Records about charts and figures
◆ ◆ ◆ ◆
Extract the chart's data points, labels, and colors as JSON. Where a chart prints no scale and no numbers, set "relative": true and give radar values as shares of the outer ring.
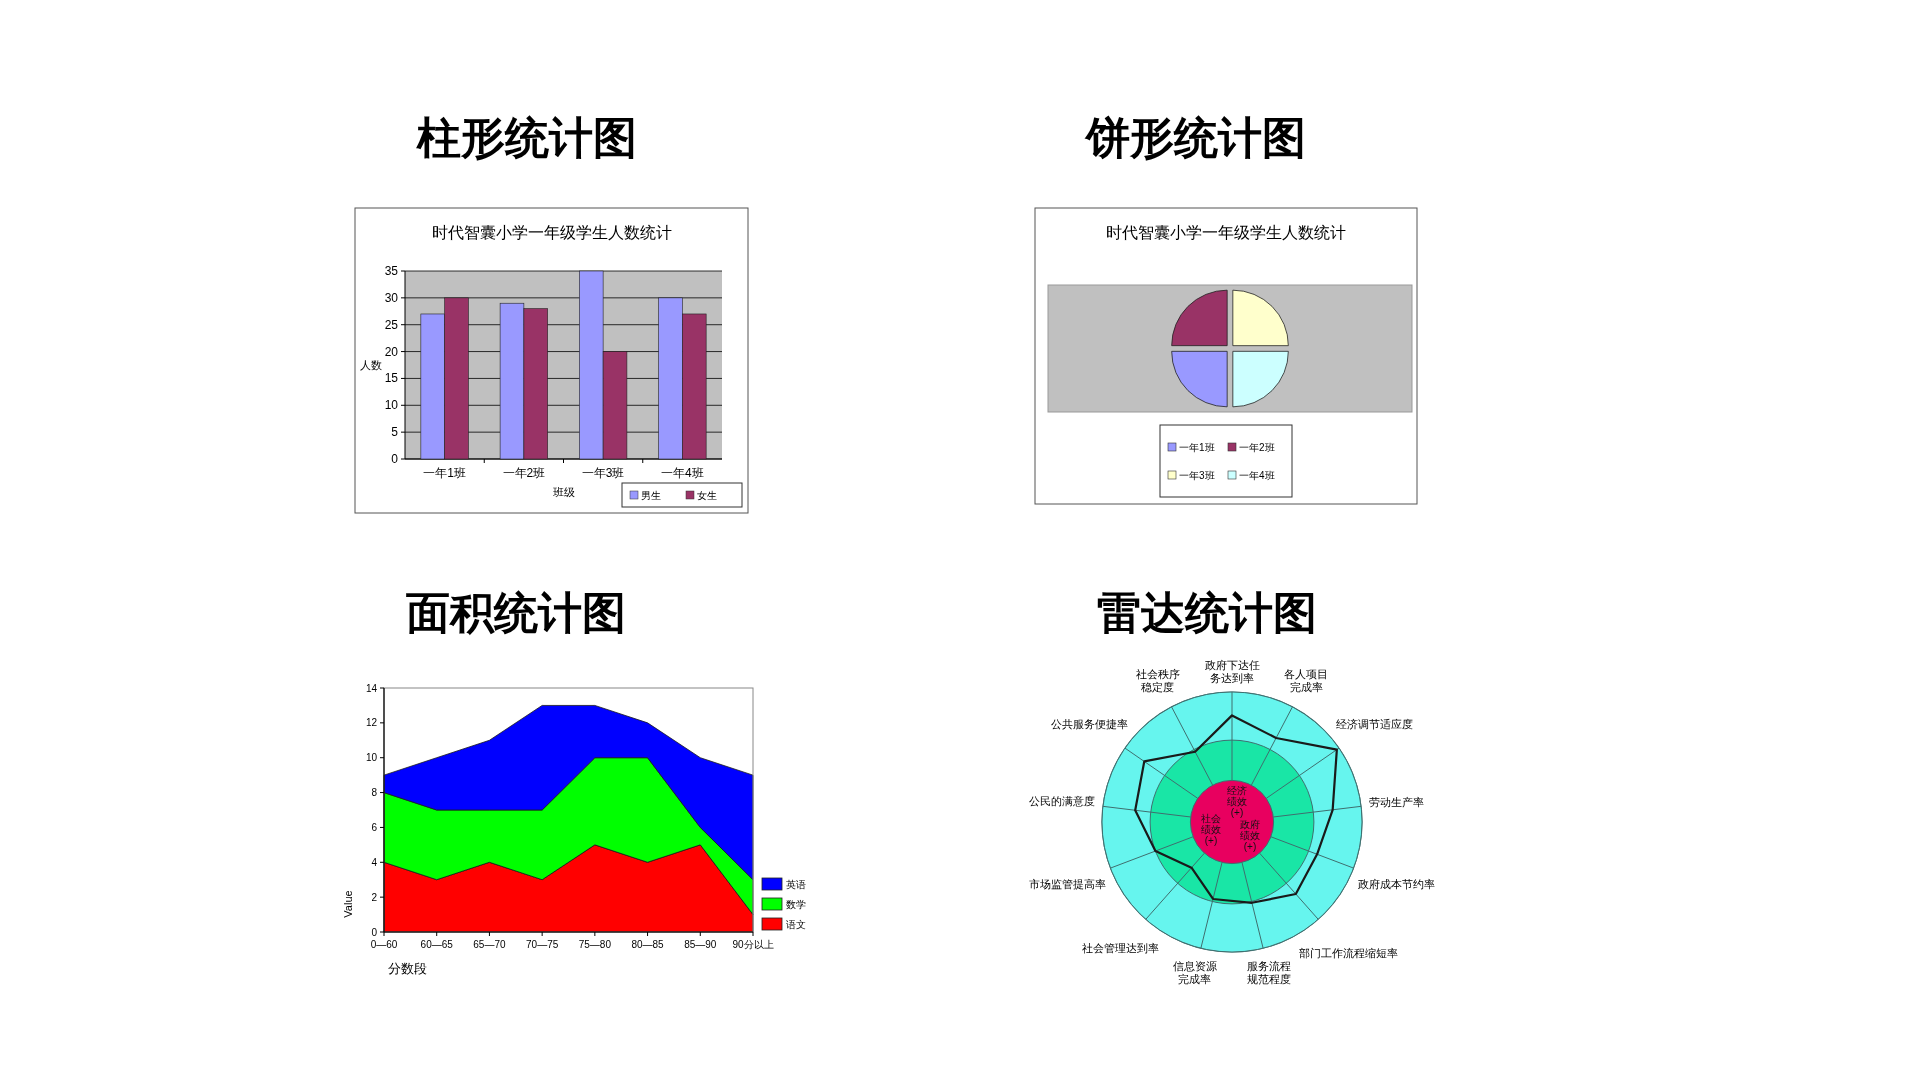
{
  "chart_data": [
    {
      "type": "bar",
      "title": "柱形统计图",
      "subtitle": "时代智囊小学一年级学生人数统计",
      "categories": [
        "一年1班",
        "一年2班",
        "一年3班",
        "一年4班"
      ],
      "series": [
        {
          "name": "男生",
          "color": "#9999ff",
          "values": [
            27,
            29,
            35,
            30
          ]
        },
        {
          "name": "女生",
          "color": "#993366",
          "values": [
            30,
            28,
            20,
            27
          ]
        }
      ],
      "ylim": [
        0,
        35
      ],
      "yticks": [
        0,
        5,
        10,
        15,
        20,
        25,
        30,
        35
      ],
      "grid": "y",
      "xlabel": "班级",
      "ylabel": "人数",
      "legend": "bottom right"
    },
    {
      "type": "pie",
      "title": "饼形统计图",
      "subtitle": "时代智囊小学一年级学生人数统计",
      "categories": [
        "一年1班",
        "一年2班",
        "一年3班",
        "一年4班"
      ],
      "values": [
        25,
        25,
        25,
        25
      ],
      "colors": [
        "#9999ff",
        "#993366",
        "#ffffcc",
        "#ccffff"
      ],
      "legend": "bottom"
    },
    {
      "type": "area",
      "title": "面积统计图",
      "categories": [
        "0—60",
        "60—65",
        "65—70",
        "70—75",
        "75—80",
        "80—85",
        "85—90",
        "90分以上"
      ],
      "stacked": true,
      "series": [
        {
          "name": "语文",
          "color": "#ff0000",
          "values": [
            4,
            3,
            4,
            3,
            5,
            4,
            5,
            1
          ]
        },
        {
          "name": "数学",
          "color": "#00ff00",
          "values": [
            4,
            4,
            3,
            4,
            5,
            6,
            1,
            2
          ]
        },
        {
          "name": "英语",
          "color": "#0000ff",
          "values": [
            1,
            3,
            4,
            6,
            3,
            2,
            4,
            6
          ]
        }
      ],
      "ylim": [
        0,
        14
      ],
      "yticks": [
        0,
        2,
        4,
        6,
        8,
        10,
        12,
        14
      ],
      "xlabel": "分数段",
      "ylabel": "Value",
      "legend": "bottom right"
    },
    {
      "type": "radar",
      "title": "雷达统计图",
      "categories": [
        "政府下达任务达到率",
        "各人项目完成率",
        "经济调节适应度",
        "劳动生产率",
        "政府成本节约率",
        "部门工作流程缩短率",
        "服务流程规范程度",
        "信息资源完成率",
        "社会管理达到率",
        "市场监管提高率",
        "公民的满意度",
        "公共服务便捷率",
        "社会秩序稳定度"
      ],
      "relative": true,
      "series": [
        {
          "color": "#1a1a1a",
          "values": [
            0.82,
            0.73,
            0.98,
            0.78,
            0.7,
            0.74,
            0.64,
            0.61,
            0.47,
            0.63,
            0.75,
            0.82,
            0.61
          ]
        }
      ],
      "annotations": [
        "经济绩效(+)",
        "社会绩效(+)",
        "政府绩效(+)"
      ]
    }
  ]
}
◆ ◆ ◆ ◆
EXERCISE INSTRUCTIONS
Copy the listing over exactly, skipping the pictures it holds.

FULL ANSWER
Extract the chart's data points, labels, and colors as JSON. Where a chart prints no scale and no numbers, set "relative": true and give radar values as shares of the outer ring.
{
  "chart_data": [
    {
      "type": "bar",
      "title": "柱形统计图",
      "subtitle": "时代智囊小学一年级学生人数统计",
      "categories": [
        "一年1班",
        "一年2班",
        "一年3班",
        "一年4班"
      ],
      "series": [
        {
          "name": "男生",
          "color": "#9999ff",
          "values": [
            27,
            29,
            35,
            30
          ]
        },
        {
          "name": "女生",
          "color": "#993366",
          "values": [
            30,
            28,
            20,
            27
          ]
        }
      ],
      "ylim": [
        0,
        35
      ],
      "yticks": [
        0,
        5,
        10,
        15,
        20,
        25,
        30,
        35
      ],
      "grid": "y",
      "xlabel": "班级",
      "ylabel": "人数",
      "legend": "bottom right"
    },
    {
      "type": "pie",
      "title": "饼形统计图",
      "subtitle": "时代智囊小学一年级学生人数统计",
      "categories": [
        "一年1班",
        "一年2班",
        "一年3班",
        "一年4班"
      ],
      "values": [
        25,
        25,
        25,
        25
      ],
      "colors": [
        "#9999ff",
        "#993366",
        "#ffffcc",
        "#ccffff"
      ],
      "legend": "bottom"
    },
    {
      "type": "area",
      "title": "面积统计图",
      "categories": [
        "0—60",
        "60—65",
        "65—70",
        "70—75",
        "75—80",
        "80—85",
        "85—90",
        "90分以上"
      ],
      "stacked": true,
      "series": [
        {
          "name": "语文",
          "color": "#ff0000",
          "values": [
            4,
            3,
            4,
            3,
            5,
            4,
            5,
            1
          ]
        },
        {
          "name": "数学",
          "color": "#00ff00",
          "values": [
            4,
            4,
            3,
            4,
            5,
            6,
            1,
            2
          ]
        },
        {
          "name": "英语",
          "color": "#0000ff",
          "values": [
            1,
            3,
            4,
            6,
            3,
            2,
            4,
            6
          ]
        }
      ],
      "ylim": [
        0,
        14
      ],
      "yticks": [
        0,
        2,
        4,
        6,
        8,
        10,
        12,
        14
      ],
      "xlabel": "分数段",
      "ylabel": "Value",
      "legend": "bottom right"
    },
    {
      "type": "radar",
      "title": "雷达统计图",
      "categories": [
        "政府下达任务达到率",
        "各人项目完成率",
        "经济调节适应度",
        "劳动生产率",
        "政府成本节约率",
        "部门工作流程缩短率",
        "服务流程规范程度",
        "信息资源完成率",
        "社会管理达到率",
        "市场监管提高率",
        "公民的满意度",
        "公共服务便捷率",
        "社会秩序稳定度"
      ],
      "relative": true,
      "series": [
        {
          "color": "#1a1a1a",
          "values": [
            0.82,
            0.73,
            0.98,
            0.78,
            0.7,
            0.74,
            0.64,
            0.61,
            0.47,
            0.63,
            0.75,
            0.82,
            0.61
          ]
        }
      ],
      "annotations": [
        "经济绩效(+)",
        "社会绩效(+)",
        "政府绩效(+)"
      ]
    }
  ]
}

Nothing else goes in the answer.